### TASK BRIEF
Using the records below, count the lines with "обеспечение" in them. Give the number only.

Dataset rows:
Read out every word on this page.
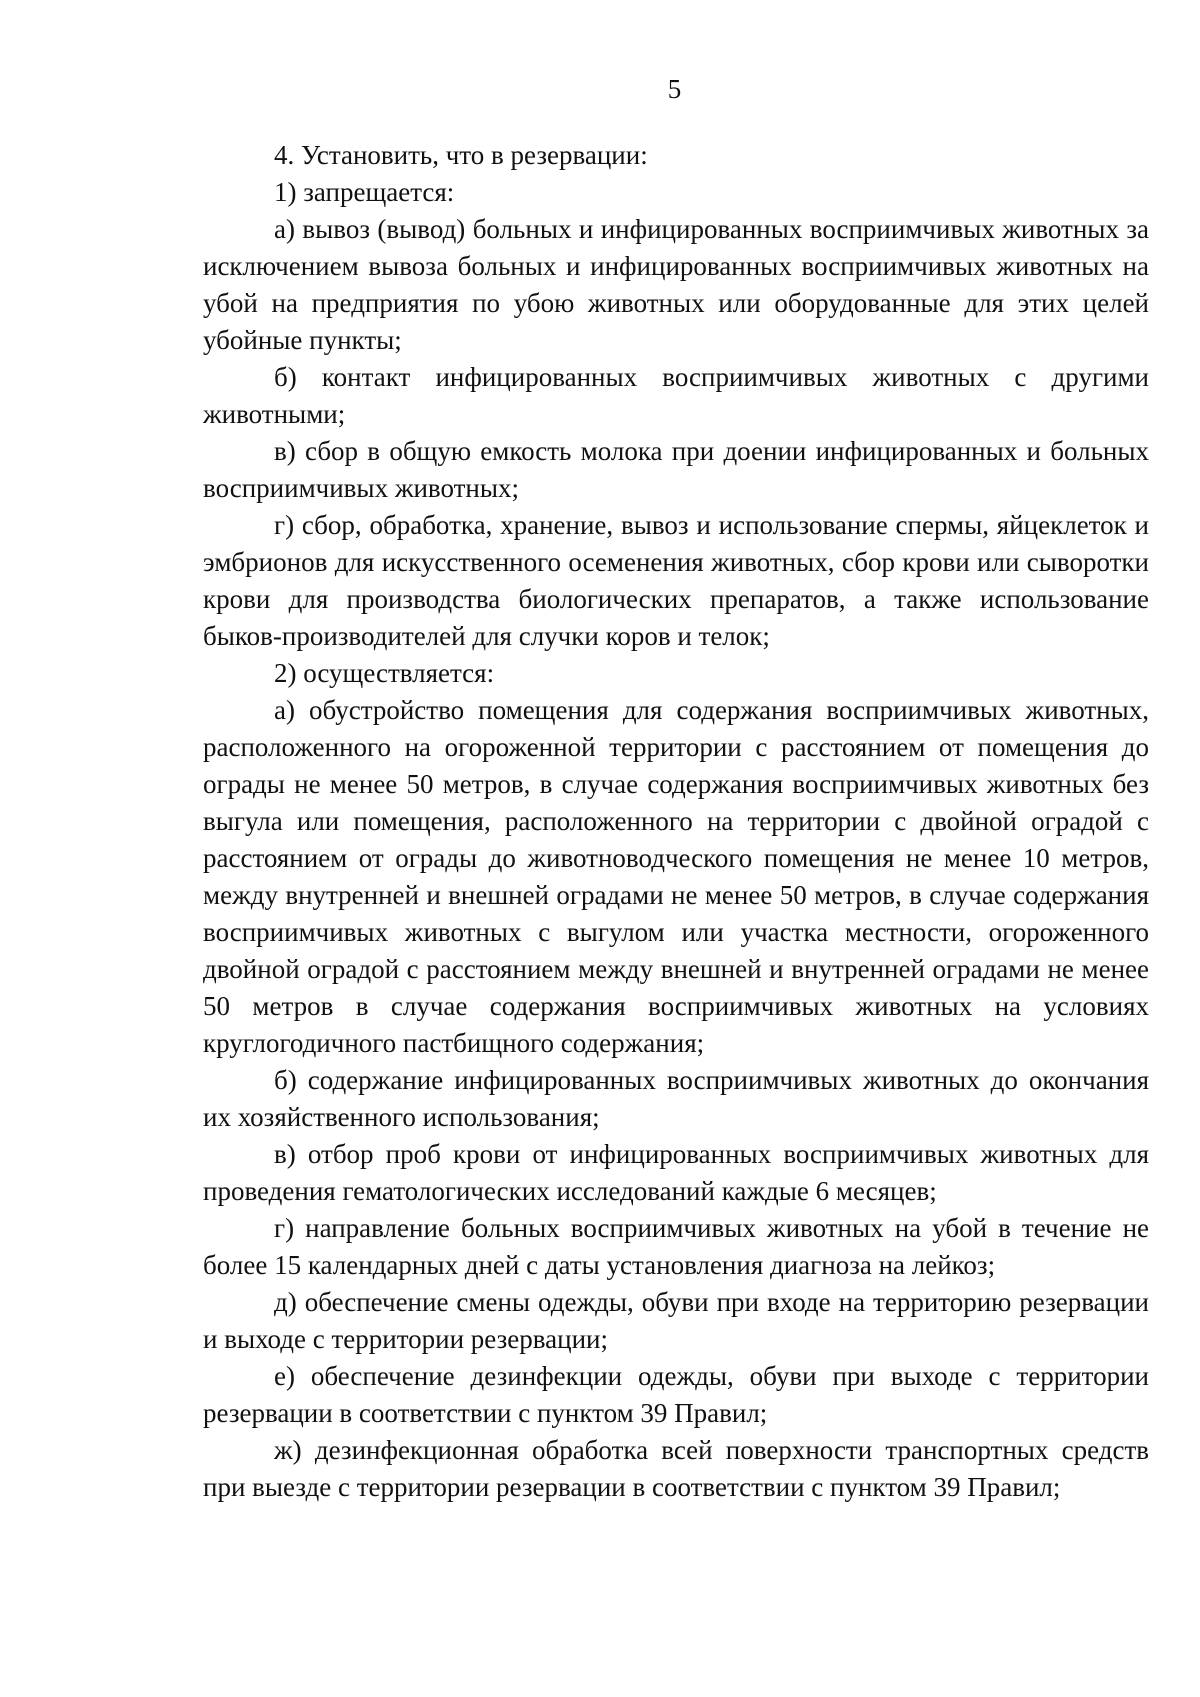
5

4. Установить, что в резервации:

1) запрещается:

а) вывоз (вывод) больных и инфицированных восприимчивых животных за исключением вывоза больных и инфицированных восприимчивых животных на убой на предприятия по убою животных или оборудованные для этих целей убойные пункты;

б) контакт инфицированных восприимчивых животных с другими животными;

в) сбор в общую емкость молока при доении инфицированных и больных восприимчивых животных;

г) сбор, обработка, хранение, вывоз и использование спермы, яйцеклеток и эмбрионов для искусственного осеменения животных, сбор крови или сыворотки крови для производства биологических препаратов, а также использование быков-производителей для случки коров и телок;

2) осуществляется:

а) обустройство помещения для содержания восприимчивых животных, расположенного на огороженной территории с расстоянием от помещения до ограды не менее 50 метров, в случае содержания восприимчивых животных без выгула или помещения, расположенного на территории с двойной оградой с расстоянием от ограды до животноводческого помещения не менее 10 метров, между внутренней и внешней оградами не менее 50 метров, в случае содержания восприимчивых животных с выгулом или участка местности, огороженного двойной оградой с расстоянием между внешней и внутренней оградами не менее 50 метров в случае содержания восприимчивых животных на условиях круглогодичного пастбищного содержания;

б) содержание инфицированных восприимчивых животных до окончания их хозяйственного использования;

в) отбор проб крови от инфицированных восприимчивых животных для проведения гематологических исследований каждые 6 месяцев;

г) направление больных восприимчивых животных на убой в течение не более 15 календарных дней с даты установления диагноза на лейкоз;

д) обеспечение смены одежды, обуви при входе на территорию резервации и выходе с территории резервации;

е) обеспечение дезинфекции одежды, обуви при выходе с территории резервации в соответствии с пунктом 39 Правил;

ж) дезинфекционная обработка всей поверхности транспортных средств при выезде с территории резервации в соответствии с пунктом 39 Правил;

### FINAL ANSWER
2